>>>

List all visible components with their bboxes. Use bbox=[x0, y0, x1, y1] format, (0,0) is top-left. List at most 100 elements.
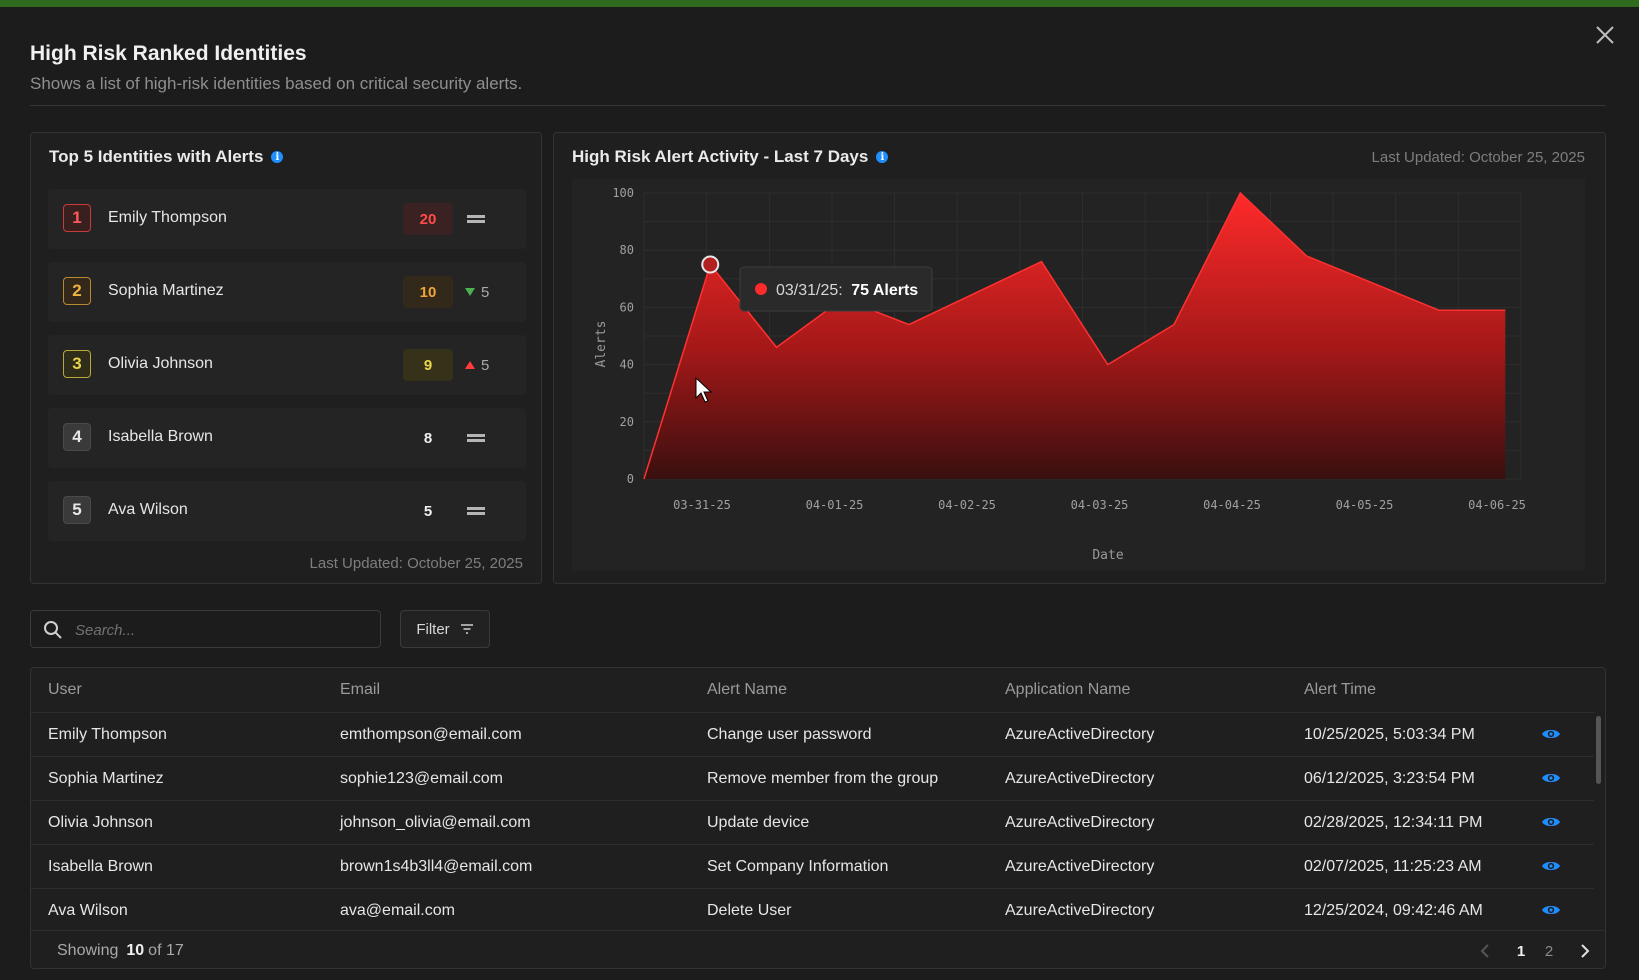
view-details-icon[interactable] bbox=[1541, 814, 1561, 835]
table-row[interactable]: Emily Thompson emthompson@email.com Change… bbox=[31, 712, 1594, 757]
alert-count-badge: 8 bbox=[423, 429, 433, 447]
search-input[interactable] bbox=[73, 619, 367, 641]
cell-alert-time: 10/25/2025, 5:03:34 PM bbox=[1304, 726, 1475, 743]
identity-name: Isabella Brown bbox=[108, 428, 213, 445]
identity-rank-row[interactable]: 3 Olivia Johnson 9 5 bbox=[48, 335, 526, 395]
top-accent-bar bbox=[0, 0, 1639, 7]
y-tick-label: 0 bbox=[627, 472, 634, 486]
cell-user: Isabella Brown bbox=[48, 858, 153, 875]
modal-header: High Risk Ranked Identities Shows a list… bbox=[30, 40, 1606, 106]
chevron-left-icon bbox=[1480, 944, 1489, 958]
no-change-icon bbox=[467, 434, 485, 442]
cell-user: Emily Thompson bbox=[48, 726, 167, 743]
trend-indicator bbox=[465, 426, 505, 450]
cell-email: brown1s4b3ll4@email.com bbox=[340, 858, 533, 875]
identity-name: Olivia Johnson bbox=[108, 355, 213, 372]
x-tick-label: 03-31-25 bbox=[673, 498, 731, 512]
table-row[interactable]: Olivia Johnson johnson_olivia@email.com Up… bbox=[31, 800, 1594, 845]
showing-count: Showing 10 of 17 bbox=[57, 942, 184, 960]
y-tick-label: 60 bbox=[620, 300, 634, 314]
top-identities-panel: Top 5 Identities with Alerts i 1 Emily T… bbox=[30, 132, 542, 584]
column-header[interactable]: User bbox=[48, 681, 82, 699]
table-row[interactable]: Isabella Brown brown1s4b3ll4@email.com Set… bbox=[31, 844, 1594, 889]
x-tick-label: 04-03-25 bbox=[1071, 498, 1129, 512]
next-page-button[interactable] bbox=[1571, 939, 1599, 963]
highlighted-data-point[interactable] bbox=[701, 255, 720, 274]
column-header[interactable]: Application Name bbox=[1005, 681, 1130, 699]
previous-page-button[interactable] bbox=[1471, 939, 1499, 963]
cell-alert-name: Delete User bbox=[707, 902, 792, 919]
chevron-right-icon bbox=[1581, 944, 1590, 958]
trend-up-icon bbox=[465, 361, 475, 369]
cell-alert-time: 02/28/2025, 12:34:11 PM bbox=[1304, 814, 1483, 831]
cell-alert-time: 02/07/2025, 11:25:23 AM bbox=[1304, 858, 1482, 875]
table-scrollbar[interactable] bbox=[1596, 716, 1601, 784]
rank-number: 1 bbox=[63, 204, 91, 232]
no-change-icon bbox=[467, 507, 485, 515]
x-tick-label: 04-05-25 bbox=[1336, 498, 1394, 512]
cell-email: sophie123@email.com bbox=[340, 770, 503, 787]
table-row[interactable]: Sophia Martinez sophie123@email.com Remove… bbox=[31, 756, 1594, 801]
rank-number: 5 bbox=[63, 496, 91, 524]
trend-delta: 5 bbox=[481, 356, 490, 374]
rank-number: 2 bbox=[63, 277, 91, 305]
cell-alert-name: Update device bbox=[707, 814, 810, 831]
alert-activity-title: High Risk Alert Activity - Last 7 Days bbox=[572, 147, 869, 166]
identity-rank-row[interactable]: 1 Emily Thompson 20 bbox=[48, 189, 526, 249]
rank-number: 3 bbox=[63, 350, 91, 378]
cell-alert-name: Remove member from the group bbox=[707, 770, 939, 787]
alert-activity-panel: High Risk Alert Activity - Last 7 Days i… bbox=[553, 132, 1606, 584]
tooltip-dot-icon bbox=[755, 283, 767, 295]
y-tick-label: 100 bbox=[612, 186, 634, 200]
cell-email: ava@email.com bbox=[340, 902, 455, 919]
view-details-icon[interactable] bbox=[1541, 902, 1561, 923]
cell-email: johnson_olivia@email.com bbox=[340, 814, 531, 831]
cell-email: emthompson@email.com bbox=[340, 726, 522, 743]
table-header: User Email Alert Name Application Name Alert… bbox=[31, 668, 1605, 712]
column-header[interactable]: Alert Time bbox=[1304, 681, 1376, 699]
page-2-button[interactable]: 2 bbox=[1535, 939, 1563, 963]
info-icon[interactable]: i bbox=[876, 151, 889, 163]
trend-down-icon bbox=[465, 288, 475, 296]
filter-button[interactable]: Filter bbox=[400, 610, 490, 648]
cell-alert-name: Change user password bbox=[707, 726, 872, 743]
alert-count-badge: 5 bbox=[423, 502, 433, 520]
trend-indicator: 5 bbox=[465, 353, 505, 377]
trend-delta: 5 bbox=[481, 283, 490, 301]
trend-indicator: 5 bbox=[465, 280, 505, 304]
table-footer: Showing 10 of 17 12 bbox=[31, 930, 1605, 968]
cell-application-name: AzureActiveDirectory bbox=[1005, 726, 1155, 743]
column-header[interactable]: Email bbox=[340, 681, 380, 699]
no-change-icon bbox=[467, 215, 485, 223]
identity-name: Sophia Martinez bbox=[108, 282, 224, 299]
column-header[interactable]: Alert Name bbox=[707, 681, 787, 699]
identity-rank-row[interactable]: 2 Sophia Martinez 10 5 bbox=[48, 262, 526, 322]
info-icon[interactable]: i bbox=[271, 151, 284, 163]
pagination: 12 bbox=[1471, 939, 1599, 963]
alerts-table: User Email Alert Name Application Name Alert… bbox=[30, 667, 1606, 969]
search-icon bbox=[44, 621, 62, 639]
alert-activity-last-updated: Last Updated: October 25, 2025 bbox=[1371, 149, 1585, 166]
filter-icon bbox=[460, 624, 473, 634]
identity-rank-row[interactable]: 4 Isabella Brown 8 bbox=[48, 408, 526, 468]
showing-total: of 17 bbox=[148, 942, 184, 959]
identity-rank-row[interactable]: 5 Ava Wilson 5 bbox=[48, 481, 526, 541]
identity-name: Ava Wilson bbox=[108, 501, 188, 518]
view-details-icon[interactable] bbox=[1541, 770, 1561, 791]
cell-user: Ava Wilson bbox=[48, 902, 128, 919]
cell-alert-time: 12/25/2024, 09:42:46 AM bbox=[1304, 902, 1483, 919]
cell-application-name: AzureActiveDirectory bbox=[1005, 770, 1155, 787]
trend-indicator bbox=[465, 499, 505, 523]
table-row[interactable]: Ava Wilson ava@email.com Delete User AzureA… bbox=[31, 888, 1594, 933]
rank-number: 4 bbox=[63, 423, 91, 451]
chart-tooltip: 03/31/25: 75 Alerts bbox=[739, 266, 933, 312]
view-details-icon[interactable] bbox=[1541, 726, 1561, 747]
page-1-button[interactable]: 1 bbox=[1507, 939, 1535, 963]
tooltip-value: 75 Alerts bbox=[851, 282, 918, 299]
top-identities-title: Top 5 Identities with Alerts bbox=[49, 147, 264, 166]
view-details-icon[interactable] bbox=[1541, 858, 1561, 879]
alert-count-badge: 10 bbox=[403, 276, 453, 308]
x-tick-label: 04-04-25 bbox=[1203, 498, 1261, 512]
search-field[interactable] bbox=[30, 610, 381, 648]
showing-label: Showing bbox=[57, 942, 119, 959]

<<<

* WRITTEN PROBLEM
Copy the lines above word for word, leaving out the pictures.

* THE SOLUTION
List all visible components with their bboxes. Use bbox=[x0, y0, x1, y1] format, (0,0) is top-left. List at most 100 elements.
view-details-icon[interactable] bbox=[1541, 814, 1561, 835]
table-row[interactable]: Emily Thompson emthompson@email.com Change… bbox=[31, 712, 1594, 757]
alert-count-badge: 8 bbox=[423, 429, 433, 447]
search-input[interactable] bbox=[73, 619, 367, 641]
cell-alert-time: 10/25/2025, 5:03:34 PM bbox=[1304, 726, 1475, 743]
identity-name: Isabella Brown bbox=[108, 428, 213, 445]
identity-rank-row[interactable]: 3 Olivia Johnson 9 5 bbox=[48, 335, 526, 395]
top-accent-bar bbox=[0, 0, 1639, 7]
y-tick-label: 0 bbox=[627, 472, 634, 486]
cell-user: Isabella Brown bbox=[48, 858, 153, 875]
modal-header: High Risk Ranked Identities Shows a list… bbox=[30, 40, 1606, 106]
chevron-left-icon bbox=[1480, 944, 1489, 958]
no-change-icon bbox=[467, 434, 485, 442]
cell-user: Emily Thompson bbox=[48, 726, 167, 743]
trend-indicator bbox=[465, 426, 505, 450]
cell-email: brown1s4b3ll4@email.com bbox=[340, 858, 533, 875]
identity-name: Olivia Johnson bbox=[108, 355, 213, 372]
x-tick-label: 03-31-25 bbox=[673, 498, 731, 512]
table-row[interactable]: Olivia Johnson johnson_olivia@email.com Up… bbox=[31, 800, 1594, 845]
showing-count: Showing 10 of 17 bbox=[57, 942, 184, 960]
y-tick-label: 60 bbox=[620, 300, 634, 314]
top-identities-panel: Top 5 Identities with Alerts i 1 Emily T… bbox=[30, 132, 542, 584]
column-header[interactable]: User bbox=[48, 681, 82, 699]
table-row[interactable]: Isabella Brown brown1s4b3ll4@email.com Set… bbox=[31, 844, 1594, 889]
x-tick-label: 04-03-25 bbox=[1071, 498, 1129, 512]
next-page-button[interactable] bbox=[1571, 939, 1599, 963]
highlighted-data-point[interactable] bbox=[701, 255, 720, 274]
column-header[interactable]: Application Name bbox=[1005, 681, 1130, 699]
previous-page-button[interactable] bbox=[1471, 939, 1499, 963]
cell-alert-name: Delete User bbox=[707, 902, 792, 919]
chevron-right-icon bbox=[1581, 944, 1590, 958]
trend-up-icon bbox=[465, 361, 475, 369]
cell-alert-time: 02/28/2025, 12:34:11 PM bbox=[1304, 814, 1483, 831]
cell-alert-time: 02/07/2025, 11:25:23 AM bbox=[1304, 858, 1482, 875]
table-scrollbar[interactable] bbox=[1596, 716, 1601, 784]
rank-number: 1 bbox=[63, 204, 91, 232]
no-change-icon bbox=[467, 507, 485, 515]
x-tick-label: 04-05-25 bbox=[1336, 498, 1394, 512]
cell-email: sophie123@email.com bbox=[340, 770, 503, 787]
table-row[interactable]: Sophia Martinez sophie123@email.com Remove… bbox=[31, 756, 1594, 801]
rank-number: 5 bbox=[63, 496, 91, 524]
trend-delta: 5 bbox=[481, 356, 490, 374]
rank-number: 2 bbox=[63, 277, 91, 305]
cell-alert-name: Update device bbox=[707, 814, 810, 831]
alert-activity-title: High Risk Alert Activity - Last 7 Days bbox=[572, 147, 869, 166]
identity-rank-row[interactable]: 1 Emily Thompson 20 bbox=[48, 189, 526, 249]
rank-number: 3 bbox=[63, 350, 91, 378]
cell-alert-name: Remove member from the group bbox=[707, 770, 939, 787]
alert-activity-panel: High Risk Alert Activity - Last 7 Days i… bbox=[553, 132, 1606, 584]
tooltip-dot-icon bbox=[755, 283, 767, 295]
y-tick-label: 100 bbox=[612, 186, 634, 200]
cell-email: ava@email.com bbox=[340, 902, 455, 919]
view-details-icon[interactable] bbox=[1541, 902, 1561, 923]
cell-email: johnson_olivia@email.com bbox=[340, 814, 531, 831]
cell-email: emthompson@email.com bbox=[340, 726, 522, 743]
table-header: User Email Alert Name Application Name Alert… bbox=[31, 668, 1605, 712]
column-header[interactable]: Alert Time bbox=[1304, 681, 1376, 699]
page-2-button[interactable]: 2 bbox=[1535, 939, 1563, 963]
info-icon[interactable]: i bbox=[876, 151, 889, 163]
trend-down-icon bbox=[465, 288, 475, 296]
filter-button[interactable]: Filter bbox=[400, 610, 490, 648]
cell-alert-name: Change user password bbox=[707, 726, 872, 743]
alert-count-badge: 5 bbox=[423, 502, 433, 520]
trend-indicator: 5 bbox=[465, 353, 505, 377]
trend-delta: 5 bbox=[481, 283, 490, 301]
trend-indicator: 5 bbox=[465, 280, 505, 304]
table-footer: Showing 10 of 17 12 bbox=[31, 930, 1605, 968]
cell-application-name: AzureActiveDirectory bbox=[1005, 726, 1155, 743]
column-header[interactable]: Email bbox=[340, 681, 380, 699]
no-change-icon bbox=[467, 215, 485, 223]
identity-name: Sophia Martinez bbox=[108, 282, 224, 299]
column-header[interactable]: Alert Name bbox=[707, 681, 787, 699]
identity-rank-row[interactable]: 2 Sophia Martinez 10 5 bbox=[48, 262, 526, 322]
info-icon[interactable]: i bbox=[271, 151, 284, 163]
pagination: 12 bbox=[1471, 939, 1599, 963]
alerts-table: User Email Alert Name Application Name Alert… bbox=[30, 667, 1606, 969]
search-icon bbox=[44, 621, 62, 639]
alert-activity-last-updated: Last Updated: October 25, 2025 bbox=[1371, 149, 1585, 166]
filter-icon bbox=[460, 624, 473, 634]
identity-rank-row[interactable]: 4 Isabella Brown 8 bbox=[48, 408, 526, 468]
showing-total: of 17 bbox=[148, 942, 184, 959]
identity-rank-row[interactable]: 5 Ava Wilson 5 bbox=[48, 481, 526, 541]
identity-name: Ava Wilson bbox=[108, 501, 188, 518]
view-details-icon[interactable] bbox=[1541, 770, 1561, 791]
cell-user: Ava Wilson bbox=[48, 902, 128, 919]
cell-alert-time: 12/25/2024, 09:42:46 AM bbox=[1304, 902, 1483, 919]
cell-application-name: AzureActiveDirectory bbox=[1005, 770, 1155, 787]
trend-indicator bbox=[465, 499, 505, 523]
table-row[interactable]: Ava Wilson ava@email.com Delete User AzureA… bbox=[31, 888, 1594, 933]
rank-number: 4 bbox=[63, 423, 91, 451]
chart-tooltip: 03/31/25: 75 Alerts bbox=[739, 266, 933, 312]
view-details-icon[interactable] bbox=[1541, 726, 1561, 747]
page-1-button[interactable]: 1 bbox=[1507, 939, 1535, 963]
tooltip-value: 75 Alerts bbox=[851, 282, 918, 299]
top-identities-title: Top 5 Identities with Alerts bbox=[49, 147, 264, 166]
view-details-icon[interactable] bbox=[1541, 858, 1561, 879]
alert-count-badge: 10 bbox=[403, 276, 453, 308]
x-tick-label: 04-04-25 bbox=[1203, 498, 1261, 512]
search-field[interactable] bbox=[30, 610, 381, 648]
showing-label: Showing bbox=[57, 942, 119, 959]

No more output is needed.